_DIRECTION_
Change "x-tick-label" to "x-axis-label" in the records, from the first line through the line with "marker xyxy=(516,738,531,753)", and reproduce those lines with nothing else altered.

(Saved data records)
►
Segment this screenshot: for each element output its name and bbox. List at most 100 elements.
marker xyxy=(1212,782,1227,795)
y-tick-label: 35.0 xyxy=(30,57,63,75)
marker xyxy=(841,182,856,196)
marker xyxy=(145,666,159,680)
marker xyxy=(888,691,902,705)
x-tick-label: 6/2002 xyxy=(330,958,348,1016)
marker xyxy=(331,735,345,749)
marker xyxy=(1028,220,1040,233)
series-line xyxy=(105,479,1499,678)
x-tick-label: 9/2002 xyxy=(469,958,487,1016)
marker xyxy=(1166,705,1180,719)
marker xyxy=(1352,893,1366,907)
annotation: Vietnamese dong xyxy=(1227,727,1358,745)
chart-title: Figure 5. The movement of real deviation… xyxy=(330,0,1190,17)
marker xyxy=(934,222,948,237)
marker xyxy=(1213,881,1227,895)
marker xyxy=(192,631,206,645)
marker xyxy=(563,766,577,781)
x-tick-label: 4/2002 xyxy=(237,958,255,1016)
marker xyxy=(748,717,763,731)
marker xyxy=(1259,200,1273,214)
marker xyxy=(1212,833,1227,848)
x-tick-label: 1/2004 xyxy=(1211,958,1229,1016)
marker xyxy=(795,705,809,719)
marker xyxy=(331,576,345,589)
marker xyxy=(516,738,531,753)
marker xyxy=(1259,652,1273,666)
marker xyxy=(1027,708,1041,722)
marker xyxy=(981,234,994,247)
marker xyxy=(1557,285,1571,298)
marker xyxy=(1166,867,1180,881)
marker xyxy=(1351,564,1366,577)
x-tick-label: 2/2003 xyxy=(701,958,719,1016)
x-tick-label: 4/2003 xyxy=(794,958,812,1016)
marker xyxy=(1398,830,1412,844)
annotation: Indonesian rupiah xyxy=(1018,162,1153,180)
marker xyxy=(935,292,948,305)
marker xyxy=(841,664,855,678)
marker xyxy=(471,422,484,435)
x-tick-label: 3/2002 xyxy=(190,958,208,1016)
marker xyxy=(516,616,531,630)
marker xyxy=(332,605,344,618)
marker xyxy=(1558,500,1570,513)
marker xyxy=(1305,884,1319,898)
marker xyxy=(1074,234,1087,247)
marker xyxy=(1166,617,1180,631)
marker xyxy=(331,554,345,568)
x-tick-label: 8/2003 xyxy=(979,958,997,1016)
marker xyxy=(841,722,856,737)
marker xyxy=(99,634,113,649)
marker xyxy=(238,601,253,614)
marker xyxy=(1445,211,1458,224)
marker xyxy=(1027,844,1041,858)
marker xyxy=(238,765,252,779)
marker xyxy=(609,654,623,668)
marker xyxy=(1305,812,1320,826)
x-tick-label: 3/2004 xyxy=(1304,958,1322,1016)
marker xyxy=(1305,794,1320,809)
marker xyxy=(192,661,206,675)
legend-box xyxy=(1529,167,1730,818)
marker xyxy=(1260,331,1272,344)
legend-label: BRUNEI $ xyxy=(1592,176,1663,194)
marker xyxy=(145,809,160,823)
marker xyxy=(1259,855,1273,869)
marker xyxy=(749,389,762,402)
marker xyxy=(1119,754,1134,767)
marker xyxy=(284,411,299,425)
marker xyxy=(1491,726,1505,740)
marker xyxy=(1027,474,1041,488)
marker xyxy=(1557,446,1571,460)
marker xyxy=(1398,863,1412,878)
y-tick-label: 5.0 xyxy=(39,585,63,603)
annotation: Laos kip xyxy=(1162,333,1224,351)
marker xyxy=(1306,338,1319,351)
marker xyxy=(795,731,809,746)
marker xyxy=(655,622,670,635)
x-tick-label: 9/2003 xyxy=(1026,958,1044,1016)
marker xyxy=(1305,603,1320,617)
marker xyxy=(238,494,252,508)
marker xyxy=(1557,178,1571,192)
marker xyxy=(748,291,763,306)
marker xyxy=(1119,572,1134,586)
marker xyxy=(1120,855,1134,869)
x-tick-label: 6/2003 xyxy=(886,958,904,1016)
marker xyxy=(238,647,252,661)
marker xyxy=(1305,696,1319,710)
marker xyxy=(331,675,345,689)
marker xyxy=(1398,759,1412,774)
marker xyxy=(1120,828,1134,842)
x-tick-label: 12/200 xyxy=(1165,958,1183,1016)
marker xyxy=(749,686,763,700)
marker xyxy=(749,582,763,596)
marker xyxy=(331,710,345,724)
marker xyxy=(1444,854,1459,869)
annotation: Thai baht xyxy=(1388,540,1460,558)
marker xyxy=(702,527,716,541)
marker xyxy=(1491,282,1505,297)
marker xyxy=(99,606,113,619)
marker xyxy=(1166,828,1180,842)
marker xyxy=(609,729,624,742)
◄
_CORRECT ANSWER_
Segment this screenshot: for each element output its name and bbox. List at most 100 elements.
marker xyxy=(1212,782,1227,795)
y-tick-label: 35.0 xyxy=(30,57,63,75)
marker xyxy=(841,182,856,196)
marker xyxy=(145,666,159,680)
marker xyxy=(888,691,902,705)
x-axis-label: 6/2002 xyxy=(330,958,348,1016)
marker xyxy=(331,735,345,749)
marker xyxy=(1028,220,1040,233)
series-line xyxy=(105,479,1499,678)
x-axis-label: 9/2002 xyxy=(469,958,487,1016)
marker xyxy=(1166,705,1180,719)
marker xyxy=(1352,893,1366,907)
annotation: Vietnamese dong xyxy=(1227,727,1358,745)
chart-title: Figure 5. The movement of real deviation… xyxy=(330,0,1190,17)
marker xyxy=(934,222,948,237)
marker xyxy=(1213,881,1227,895)
marker xyxy=(192,631,206,645)
marker xyxy=(563,766,577,781)
x-axis-label: 4/2002 xyxy=(237,958,255,1016)
marker xyxy=(748,717,763,731)
marker xyxy=(1259,200,1273,214)
marker xyxy=(1212,833,1227,848)
x-axis-label: 1/2004 xyxy=(1211,958,1229,1016)
marker xyxy=(795,705,809,719)
marker xyxy=(331,576,345,589)
marker xyxy=(516,738,531,753)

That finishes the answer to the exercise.